> _Entries with figure data_:

►

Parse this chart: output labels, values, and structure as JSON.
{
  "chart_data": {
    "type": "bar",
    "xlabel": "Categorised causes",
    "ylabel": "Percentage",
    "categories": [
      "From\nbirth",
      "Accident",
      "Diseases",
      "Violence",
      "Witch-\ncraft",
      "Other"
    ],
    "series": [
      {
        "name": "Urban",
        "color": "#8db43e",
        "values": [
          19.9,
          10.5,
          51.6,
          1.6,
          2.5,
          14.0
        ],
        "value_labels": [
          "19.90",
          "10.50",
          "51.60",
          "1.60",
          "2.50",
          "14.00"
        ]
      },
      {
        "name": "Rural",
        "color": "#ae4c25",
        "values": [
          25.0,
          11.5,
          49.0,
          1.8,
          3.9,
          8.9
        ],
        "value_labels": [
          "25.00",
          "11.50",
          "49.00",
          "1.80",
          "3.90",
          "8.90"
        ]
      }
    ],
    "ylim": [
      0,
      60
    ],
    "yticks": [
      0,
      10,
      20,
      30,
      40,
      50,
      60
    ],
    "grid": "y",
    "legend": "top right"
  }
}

◄
►

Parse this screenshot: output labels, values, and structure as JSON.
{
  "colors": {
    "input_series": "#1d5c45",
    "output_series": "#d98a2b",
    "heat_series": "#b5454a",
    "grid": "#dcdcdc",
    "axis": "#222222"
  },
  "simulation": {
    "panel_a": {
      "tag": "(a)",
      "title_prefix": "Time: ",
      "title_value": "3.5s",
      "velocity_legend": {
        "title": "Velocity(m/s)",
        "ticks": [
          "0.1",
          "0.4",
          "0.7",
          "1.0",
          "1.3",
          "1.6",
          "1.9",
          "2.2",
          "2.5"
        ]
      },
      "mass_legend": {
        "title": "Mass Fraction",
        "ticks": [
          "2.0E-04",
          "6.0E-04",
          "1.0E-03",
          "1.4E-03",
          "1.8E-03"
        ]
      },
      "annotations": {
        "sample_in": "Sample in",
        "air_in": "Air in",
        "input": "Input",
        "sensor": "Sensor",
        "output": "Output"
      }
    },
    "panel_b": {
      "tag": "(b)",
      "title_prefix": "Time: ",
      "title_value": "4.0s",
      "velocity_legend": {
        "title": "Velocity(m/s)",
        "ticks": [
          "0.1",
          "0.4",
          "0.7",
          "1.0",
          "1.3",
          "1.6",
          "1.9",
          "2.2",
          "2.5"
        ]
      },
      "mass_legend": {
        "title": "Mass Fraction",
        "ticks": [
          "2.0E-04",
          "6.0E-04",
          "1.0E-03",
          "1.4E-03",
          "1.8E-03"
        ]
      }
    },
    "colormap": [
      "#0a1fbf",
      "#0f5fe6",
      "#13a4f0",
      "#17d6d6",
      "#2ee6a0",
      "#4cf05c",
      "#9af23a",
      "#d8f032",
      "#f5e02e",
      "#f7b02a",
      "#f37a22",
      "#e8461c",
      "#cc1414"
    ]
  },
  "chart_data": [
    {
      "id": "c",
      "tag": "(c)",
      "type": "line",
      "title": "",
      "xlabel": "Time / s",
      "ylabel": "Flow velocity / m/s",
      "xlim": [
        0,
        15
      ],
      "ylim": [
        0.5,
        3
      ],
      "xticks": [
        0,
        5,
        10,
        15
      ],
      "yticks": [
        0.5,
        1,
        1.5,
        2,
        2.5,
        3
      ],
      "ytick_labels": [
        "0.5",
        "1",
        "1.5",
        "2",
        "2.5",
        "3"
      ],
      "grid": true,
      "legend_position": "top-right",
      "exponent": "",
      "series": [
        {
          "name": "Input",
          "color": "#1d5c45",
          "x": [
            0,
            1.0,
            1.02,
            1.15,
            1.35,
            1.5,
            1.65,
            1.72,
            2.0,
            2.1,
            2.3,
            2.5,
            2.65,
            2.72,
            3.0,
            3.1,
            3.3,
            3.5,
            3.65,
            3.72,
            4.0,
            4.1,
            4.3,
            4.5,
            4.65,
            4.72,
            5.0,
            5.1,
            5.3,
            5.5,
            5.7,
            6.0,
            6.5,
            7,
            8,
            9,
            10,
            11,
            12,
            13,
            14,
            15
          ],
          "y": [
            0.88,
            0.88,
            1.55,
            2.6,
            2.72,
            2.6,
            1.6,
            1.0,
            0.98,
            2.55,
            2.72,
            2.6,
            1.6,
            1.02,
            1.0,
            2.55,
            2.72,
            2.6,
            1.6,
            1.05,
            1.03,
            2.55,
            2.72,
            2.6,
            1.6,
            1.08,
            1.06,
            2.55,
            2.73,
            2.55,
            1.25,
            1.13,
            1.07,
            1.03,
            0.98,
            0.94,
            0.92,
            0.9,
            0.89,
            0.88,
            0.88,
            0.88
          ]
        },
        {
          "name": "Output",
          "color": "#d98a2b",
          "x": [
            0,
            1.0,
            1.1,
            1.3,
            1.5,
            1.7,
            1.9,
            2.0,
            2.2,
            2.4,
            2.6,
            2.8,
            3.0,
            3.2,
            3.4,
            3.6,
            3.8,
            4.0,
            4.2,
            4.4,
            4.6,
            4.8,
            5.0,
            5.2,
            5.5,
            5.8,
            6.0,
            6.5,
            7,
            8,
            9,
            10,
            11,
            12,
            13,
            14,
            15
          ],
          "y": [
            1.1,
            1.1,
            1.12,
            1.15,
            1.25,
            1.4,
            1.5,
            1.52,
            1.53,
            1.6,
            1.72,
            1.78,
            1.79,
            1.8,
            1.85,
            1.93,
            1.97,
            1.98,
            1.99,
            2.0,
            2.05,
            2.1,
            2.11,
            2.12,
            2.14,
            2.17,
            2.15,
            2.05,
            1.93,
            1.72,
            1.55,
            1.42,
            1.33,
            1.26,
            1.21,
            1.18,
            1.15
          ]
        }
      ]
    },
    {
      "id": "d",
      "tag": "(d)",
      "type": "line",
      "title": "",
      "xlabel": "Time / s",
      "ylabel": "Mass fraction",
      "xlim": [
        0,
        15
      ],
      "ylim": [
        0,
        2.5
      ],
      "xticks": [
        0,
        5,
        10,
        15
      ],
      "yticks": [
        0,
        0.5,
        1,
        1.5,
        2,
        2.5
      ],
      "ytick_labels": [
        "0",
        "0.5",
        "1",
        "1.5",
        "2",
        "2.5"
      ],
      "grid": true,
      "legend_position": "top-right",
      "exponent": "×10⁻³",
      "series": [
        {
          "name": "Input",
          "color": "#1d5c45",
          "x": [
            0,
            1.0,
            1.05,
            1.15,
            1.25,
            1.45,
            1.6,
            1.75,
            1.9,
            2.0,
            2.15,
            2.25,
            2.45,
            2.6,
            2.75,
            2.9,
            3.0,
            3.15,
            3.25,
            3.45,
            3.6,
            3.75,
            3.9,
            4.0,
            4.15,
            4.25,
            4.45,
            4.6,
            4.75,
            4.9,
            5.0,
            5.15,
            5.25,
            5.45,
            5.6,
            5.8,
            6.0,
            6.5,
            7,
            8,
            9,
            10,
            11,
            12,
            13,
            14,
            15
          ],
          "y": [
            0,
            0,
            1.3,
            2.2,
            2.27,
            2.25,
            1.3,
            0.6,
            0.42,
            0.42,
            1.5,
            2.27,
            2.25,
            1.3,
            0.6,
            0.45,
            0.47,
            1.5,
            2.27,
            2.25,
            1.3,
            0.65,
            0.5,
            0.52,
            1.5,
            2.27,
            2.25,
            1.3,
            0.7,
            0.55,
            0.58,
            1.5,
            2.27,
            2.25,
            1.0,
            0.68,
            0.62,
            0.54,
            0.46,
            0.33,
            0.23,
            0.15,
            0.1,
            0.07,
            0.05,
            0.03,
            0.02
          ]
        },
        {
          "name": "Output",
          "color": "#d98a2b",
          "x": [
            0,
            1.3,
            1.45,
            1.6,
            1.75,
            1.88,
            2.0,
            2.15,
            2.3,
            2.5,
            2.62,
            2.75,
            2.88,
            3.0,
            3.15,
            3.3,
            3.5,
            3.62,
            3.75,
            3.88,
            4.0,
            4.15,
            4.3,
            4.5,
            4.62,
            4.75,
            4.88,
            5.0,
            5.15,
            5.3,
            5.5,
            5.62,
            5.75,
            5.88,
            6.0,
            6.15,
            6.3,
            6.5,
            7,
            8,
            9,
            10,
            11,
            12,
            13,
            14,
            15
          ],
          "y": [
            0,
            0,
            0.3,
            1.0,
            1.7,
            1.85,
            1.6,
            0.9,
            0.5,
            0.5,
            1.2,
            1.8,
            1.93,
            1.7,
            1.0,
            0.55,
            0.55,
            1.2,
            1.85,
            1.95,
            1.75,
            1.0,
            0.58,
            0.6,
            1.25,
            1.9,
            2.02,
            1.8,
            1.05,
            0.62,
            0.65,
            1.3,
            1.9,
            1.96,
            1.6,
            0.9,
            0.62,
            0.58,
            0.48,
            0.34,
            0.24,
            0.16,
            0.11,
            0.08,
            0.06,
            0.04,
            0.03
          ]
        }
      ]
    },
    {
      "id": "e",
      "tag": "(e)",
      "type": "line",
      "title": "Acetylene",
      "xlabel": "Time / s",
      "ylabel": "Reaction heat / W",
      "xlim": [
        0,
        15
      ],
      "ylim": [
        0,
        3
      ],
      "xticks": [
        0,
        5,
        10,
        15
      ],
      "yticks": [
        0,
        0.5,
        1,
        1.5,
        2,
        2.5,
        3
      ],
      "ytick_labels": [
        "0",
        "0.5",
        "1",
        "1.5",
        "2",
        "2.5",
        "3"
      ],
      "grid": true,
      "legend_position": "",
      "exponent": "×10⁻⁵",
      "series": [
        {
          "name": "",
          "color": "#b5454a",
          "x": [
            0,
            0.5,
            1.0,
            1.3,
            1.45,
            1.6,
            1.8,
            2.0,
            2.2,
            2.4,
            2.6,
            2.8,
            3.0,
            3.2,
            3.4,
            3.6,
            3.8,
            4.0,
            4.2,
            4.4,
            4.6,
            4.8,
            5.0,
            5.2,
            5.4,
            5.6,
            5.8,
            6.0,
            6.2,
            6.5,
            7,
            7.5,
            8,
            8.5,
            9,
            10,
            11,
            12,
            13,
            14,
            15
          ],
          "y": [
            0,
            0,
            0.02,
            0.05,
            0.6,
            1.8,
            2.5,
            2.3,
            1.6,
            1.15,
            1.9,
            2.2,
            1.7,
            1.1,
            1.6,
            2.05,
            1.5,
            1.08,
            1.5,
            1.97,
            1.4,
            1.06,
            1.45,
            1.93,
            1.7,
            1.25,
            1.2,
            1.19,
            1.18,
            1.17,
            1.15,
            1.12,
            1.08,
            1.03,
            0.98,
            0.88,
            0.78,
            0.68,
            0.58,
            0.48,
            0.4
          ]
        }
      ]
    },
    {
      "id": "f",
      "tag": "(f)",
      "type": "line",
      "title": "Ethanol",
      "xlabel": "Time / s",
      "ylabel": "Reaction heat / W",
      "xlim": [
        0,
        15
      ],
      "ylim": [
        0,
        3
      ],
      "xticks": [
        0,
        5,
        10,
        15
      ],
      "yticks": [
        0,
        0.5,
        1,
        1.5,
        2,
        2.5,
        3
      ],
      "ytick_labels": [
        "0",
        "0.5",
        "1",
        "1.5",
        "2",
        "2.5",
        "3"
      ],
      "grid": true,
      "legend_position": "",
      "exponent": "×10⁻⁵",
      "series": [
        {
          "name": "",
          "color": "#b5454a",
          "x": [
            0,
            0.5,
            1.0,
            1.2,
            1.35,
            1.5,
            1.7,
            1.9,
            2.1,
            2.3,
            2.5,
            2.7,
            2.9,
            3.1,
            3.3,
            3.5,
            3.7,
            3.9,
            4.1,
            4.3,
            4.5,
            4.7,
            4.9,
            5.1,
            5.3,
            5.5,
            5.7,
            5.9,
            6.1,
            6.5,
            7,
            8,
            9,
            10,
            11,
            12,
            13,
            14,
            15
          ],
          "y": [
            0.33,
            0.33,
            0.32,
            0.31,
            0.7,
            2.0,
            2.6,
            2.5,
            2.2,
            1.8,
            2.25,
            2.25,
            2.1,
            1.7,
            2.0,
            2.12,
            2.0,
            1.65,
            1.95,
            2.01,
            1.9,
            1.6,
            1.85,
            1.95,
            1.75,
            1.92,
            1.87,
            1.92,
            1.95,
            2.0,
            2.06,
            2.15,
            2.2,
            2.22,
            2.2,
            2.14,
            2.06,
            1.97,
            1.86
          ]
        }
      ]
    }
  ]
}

◄
►

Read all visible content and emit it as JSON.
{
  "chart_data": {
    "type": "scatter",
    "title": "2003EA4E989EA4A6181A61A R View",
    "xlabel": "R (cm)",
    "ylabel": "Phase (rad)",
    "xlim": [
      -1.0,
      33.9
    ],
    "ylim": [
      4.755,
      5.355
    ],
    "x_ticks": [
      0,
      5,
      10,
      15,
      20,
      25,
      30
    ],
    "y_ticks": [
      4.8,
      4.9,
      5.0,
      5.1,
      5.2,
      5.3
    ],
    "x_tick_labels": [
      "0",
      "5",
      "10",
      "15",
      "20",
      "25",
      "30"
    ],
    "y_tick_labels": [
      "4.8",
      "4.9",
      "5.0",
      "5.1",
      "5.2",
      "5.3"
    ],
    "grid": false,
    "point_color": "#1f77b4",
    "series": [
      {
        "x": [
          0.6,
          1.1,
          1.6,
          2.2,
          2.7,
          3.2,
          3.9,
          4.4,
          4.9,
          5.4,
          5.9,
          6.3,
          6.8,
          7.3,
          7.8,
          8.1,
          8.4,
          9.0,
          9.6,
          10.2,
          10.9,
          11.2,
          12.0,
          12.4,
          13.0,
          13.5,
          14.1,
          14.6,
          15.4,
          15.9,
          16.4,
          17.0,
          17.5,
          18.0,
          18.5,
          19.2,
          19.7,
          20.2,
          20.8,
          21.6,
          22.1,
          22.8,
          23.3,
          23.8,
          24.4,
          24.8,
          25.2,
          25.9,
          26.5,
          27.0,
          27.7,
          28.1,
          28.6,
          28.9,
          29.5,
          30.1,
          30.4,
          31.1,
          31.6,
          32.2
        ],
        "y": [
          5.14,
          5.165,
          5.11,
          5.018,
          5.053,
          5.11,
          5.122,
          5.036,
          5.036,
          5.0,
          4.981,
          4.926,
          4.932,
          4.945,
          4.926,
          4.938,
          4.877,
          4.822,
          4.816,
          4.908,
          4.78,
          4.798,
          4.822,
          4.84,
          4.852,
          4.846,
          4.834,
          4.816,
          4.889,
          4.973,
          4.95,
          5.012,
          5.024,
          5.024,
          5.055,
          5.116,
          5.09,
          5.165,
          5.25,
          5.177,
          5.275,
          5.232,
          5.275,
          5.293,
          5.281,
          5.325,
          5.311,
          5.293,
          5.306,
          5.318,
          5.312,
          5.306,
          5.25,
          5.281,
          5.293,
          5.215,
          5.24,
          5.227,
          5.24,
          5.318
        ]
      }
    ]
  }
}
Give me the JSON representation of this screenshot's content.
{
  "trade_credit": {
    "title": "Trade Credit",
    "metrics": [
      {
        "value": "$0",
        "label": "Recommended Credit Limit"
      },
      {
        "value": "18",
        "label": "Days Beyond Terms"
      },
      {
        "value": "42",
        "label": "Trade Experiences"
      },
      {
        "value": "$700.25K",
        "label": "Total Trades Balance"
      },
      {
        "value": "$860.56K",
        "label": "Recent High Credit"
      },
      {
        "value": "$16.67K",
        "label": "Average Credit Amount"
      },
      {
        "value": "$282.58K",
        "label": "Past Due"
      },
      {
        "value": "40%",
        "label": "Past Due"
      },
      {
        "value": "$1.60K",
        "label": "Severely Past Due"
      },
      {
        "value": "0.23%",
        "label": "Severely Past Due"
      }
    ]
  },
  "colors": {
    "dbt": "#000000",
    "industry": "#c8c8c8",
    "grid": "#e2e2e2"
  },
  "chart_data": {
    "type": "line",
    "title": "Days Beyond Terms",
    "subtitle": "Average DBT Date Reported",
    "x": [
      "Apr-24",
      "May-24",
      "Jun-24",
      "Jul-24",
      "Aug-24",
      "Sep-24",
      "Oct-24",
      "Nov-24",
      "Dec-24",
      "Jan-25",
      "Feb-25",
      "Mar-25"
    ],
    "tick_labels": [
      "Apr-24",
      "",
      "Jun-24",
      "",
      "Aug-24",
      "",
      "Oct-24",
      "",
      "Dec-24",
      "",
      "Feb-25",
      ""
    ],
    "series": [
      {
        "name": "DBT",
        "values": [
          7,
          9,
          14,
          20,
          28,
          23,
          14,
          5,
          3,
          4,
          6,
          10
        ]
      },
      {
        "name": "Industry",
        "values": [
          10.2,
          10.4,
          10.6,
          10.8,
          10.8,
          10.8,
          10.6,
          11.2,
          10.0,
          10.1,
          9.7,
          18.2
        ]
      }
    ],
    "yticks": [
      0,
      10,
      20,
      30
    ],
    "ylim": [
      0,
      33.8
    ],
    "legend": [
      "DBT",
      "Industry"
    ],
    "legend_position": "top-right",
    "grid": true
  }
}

◄

> _Objective_: Lines that hold the word "right" are the ones to return, every one of them.

> _Result_:
    "legend": "top right"
      "legend_position": "top-right",
      "legend_position": "top-right",
    "legend_position": "top-right",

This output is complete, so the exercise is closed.